* start *

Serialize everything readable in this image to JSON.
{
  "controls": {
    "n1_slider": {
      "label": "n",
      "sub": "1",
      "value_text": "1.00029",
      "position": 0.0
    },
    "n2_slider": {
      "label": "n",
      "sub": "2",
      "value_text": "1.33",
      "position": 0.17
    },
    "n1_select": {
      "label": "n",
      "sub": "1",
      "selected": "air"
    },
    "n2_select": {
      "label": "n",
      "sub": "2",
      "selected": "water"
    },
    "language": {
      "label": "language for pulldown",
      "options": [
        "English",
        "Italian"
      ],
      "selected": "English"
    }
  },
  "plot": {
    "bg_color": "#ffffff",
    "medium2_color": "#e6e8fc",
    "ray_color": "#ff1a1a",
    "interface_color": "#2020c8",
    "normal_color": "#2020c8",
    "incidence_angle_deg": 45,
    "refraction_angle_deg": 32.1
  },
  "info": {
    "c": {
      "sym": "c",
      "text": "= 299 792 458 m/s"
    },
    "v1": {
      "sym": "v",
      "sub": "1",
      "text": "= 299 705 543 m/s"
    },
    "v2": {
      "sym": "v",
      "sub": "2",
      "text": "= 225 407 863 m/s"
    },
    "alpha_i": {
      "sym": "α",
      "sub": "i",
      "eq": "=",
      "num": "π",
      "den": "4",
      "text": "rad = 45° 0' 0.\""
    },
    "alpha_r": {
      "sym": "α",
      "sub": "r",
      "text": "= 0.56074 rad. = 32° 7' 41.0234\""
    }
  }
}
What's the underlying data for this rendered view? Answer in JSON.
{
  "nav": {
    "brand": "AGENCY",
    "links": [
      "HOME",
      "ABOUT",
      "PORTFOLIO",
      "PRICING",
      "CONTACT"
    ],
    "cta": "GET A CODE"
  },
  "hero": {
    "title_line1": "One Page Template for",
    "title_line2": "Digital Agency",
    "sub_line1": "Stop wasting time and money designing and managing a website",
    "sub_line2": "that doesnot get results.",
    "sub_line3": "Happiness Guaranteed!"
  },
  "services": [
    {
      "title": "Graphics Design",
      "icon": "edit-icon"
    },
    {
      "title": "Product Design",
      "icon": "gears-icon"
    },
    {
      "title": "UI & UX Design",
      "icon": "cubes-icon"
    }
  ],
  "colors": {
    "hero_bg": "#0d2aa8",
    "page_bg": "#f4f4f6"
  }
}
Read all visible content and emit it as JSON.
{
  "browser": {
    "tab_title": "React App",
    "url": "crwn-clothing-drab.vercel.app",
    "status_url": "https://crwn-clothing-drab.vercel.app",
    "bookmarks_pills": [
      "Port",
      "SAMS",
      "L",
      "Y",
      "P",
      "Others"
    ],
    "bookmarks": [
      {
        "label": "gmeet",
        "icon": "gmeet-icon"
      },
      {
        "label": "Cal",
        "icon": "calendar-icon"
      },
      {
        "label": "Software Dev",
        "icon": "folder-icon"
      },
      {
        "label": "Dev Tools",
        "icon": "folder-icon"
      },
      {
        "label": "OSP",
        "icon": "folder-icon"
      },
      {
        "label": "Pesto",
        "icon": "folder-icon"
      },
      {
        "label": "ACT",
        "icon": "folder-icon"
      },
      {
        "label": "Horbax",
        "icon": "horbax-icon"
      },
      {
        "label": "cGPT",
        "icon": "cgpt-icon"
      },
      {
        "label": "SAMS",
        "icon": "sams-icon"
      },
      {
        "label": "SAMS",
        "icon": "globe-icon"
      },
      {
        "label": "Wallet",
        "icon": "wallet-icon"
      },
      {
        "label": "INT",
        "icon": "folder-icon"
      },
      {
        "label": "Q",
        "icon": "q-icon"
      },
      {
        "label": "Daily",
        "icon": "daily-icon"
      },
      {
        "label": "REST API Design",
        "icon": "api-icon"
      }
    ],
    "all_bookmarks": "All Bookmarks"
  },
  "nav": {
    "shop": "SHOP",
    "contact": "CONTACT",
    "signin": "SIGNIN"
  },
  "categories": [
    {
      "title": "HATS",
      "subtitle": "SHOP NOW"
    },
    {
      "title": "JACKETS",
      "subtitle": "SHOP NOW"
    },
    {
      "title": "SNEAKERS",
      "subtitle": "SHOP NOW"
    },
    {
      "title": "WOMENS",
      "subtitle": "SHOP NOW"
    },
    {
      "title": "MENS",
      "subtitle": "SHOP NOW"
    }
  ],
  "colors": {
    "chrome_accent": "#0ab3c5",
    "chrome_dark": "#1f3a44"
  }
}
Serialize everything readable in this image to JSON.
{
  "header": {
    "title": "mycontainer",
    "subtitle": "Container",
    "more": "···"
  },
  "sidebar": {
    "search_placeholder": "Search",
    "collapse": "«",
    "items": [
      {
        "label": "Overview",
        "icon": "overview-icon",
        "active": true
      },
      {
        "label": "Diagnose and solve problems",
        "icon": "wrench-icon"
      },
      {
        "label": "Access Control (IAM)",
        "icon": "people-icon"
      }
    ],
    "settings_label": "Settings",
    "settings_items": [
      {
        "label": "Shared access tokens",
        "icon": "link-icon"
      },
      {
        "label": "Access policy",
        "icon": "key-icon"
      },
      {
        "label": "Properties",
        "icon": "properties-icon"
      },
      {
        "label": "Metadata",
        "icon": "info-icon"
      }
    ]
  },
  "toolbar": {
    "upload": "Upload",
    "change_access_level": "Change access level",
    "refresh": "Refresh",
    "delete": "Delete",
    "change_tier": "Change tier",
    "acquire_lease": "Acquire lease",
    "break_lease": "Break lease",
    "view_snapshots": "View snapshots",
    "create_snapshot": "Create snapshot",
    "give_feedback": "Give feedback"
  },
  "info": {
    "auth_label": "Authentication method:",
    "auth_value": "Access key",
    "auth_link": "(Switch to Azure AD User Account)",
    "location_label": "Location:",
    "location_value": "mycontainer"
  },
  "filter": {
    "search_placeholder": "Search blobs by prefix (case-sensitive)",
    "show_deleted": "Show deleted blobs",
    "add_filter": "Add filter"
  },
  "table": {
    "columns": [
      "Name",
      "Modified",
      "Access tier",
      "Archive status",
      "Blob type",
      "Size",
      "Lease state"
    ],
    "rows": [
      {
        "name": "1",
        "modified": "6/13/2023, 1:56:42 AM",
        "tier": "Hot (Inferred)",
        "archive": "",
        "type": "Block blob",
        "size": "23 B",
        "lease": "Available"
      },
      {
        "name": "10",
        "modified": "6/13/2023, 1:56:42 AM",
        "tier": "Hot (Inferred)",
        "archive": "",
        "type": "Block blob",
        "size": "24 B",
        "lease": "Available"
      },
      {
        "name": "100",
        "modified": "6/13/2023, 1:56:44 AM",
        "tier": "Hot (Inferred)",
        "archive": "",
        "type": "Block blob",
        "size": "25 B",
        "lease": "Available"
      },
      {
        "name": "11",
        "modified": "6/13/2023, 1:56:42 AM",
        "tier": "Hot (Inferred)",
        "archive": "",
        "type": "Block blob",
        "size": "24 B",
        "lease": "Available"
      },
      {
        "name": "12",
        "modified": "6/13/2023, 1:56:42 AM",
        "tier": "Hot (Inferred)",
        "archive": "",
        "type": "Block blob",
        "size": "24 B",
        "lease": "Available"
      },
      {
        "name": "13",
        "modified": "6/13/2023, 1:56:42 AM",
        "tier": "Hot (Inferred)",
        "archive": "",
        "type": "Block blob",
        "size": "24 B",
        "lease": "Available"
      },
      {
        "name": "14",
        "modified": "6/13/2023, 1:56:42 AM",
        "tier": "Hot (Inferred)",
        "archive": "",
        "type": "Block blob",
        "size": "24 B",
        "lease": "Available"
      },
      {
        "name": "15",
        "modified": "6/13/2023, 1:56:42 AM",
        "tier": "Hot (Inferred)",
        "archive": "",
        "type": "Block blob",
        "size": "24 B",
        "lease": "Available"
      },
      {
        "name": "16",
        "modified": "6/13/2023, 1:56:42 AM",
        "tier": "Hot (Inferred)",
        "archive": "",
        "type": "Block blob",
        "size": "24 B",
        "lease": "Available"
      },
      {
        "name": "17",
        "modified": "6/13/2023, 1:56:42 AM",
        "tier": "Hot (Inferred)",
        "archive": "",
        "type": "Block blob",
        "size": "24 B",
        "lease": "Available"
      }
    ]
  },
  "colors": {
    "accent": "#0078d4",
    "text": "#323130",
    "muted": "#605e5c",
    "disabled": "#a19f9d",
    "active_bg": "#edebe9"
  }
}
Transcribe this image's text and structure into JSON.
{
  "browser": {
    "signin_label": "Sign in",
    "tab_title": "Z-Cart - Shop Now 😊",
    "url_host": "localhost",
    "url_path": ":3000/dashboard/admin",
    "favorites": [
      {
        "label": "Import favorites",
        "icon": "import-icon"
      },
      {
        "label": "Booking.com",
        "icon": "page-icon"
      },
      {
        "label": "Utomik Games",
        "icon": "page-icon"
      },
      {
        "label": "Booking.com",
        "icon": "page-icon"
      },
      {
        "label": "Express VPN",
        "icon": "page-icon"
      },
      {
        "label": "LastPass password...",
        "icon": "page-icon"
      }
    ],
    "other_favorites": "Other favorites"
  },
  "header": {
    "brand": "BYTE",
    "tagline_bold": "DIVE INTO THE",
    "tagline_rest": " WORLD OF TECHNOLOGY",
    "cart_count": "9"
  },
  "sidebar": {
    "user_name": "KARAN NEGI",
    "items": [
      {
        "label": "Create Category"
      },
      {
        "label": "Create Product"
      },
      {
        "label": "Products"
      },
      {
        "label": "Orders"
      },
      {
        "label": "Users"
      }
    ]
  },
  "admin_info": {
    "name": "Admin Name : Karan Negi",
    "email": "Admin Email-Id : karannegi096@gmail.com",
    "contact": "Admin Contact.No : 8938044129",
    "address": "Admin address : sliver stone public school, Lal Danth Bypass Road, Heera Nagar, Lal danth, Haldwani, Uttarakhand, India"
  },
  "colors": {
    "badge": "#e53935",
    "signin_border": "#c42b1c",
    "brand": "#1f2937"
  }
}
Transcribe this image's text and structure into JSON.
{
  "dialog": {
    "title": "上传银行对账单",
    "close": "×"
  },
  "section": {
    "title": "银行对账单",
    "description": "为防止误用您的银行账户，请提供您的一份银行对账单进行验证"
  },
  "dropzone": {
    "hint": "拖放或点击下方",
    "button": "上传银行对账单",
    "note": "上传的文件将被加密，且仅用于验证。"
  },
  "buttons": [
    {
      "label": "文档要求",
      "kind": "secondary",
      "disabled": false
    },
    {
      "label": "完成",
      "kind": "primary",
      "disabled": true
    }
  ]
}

* end *

§ **Aim**: Across the records above, count the lines holding "Search" and reply with that number alone.

§ **Task result**: 2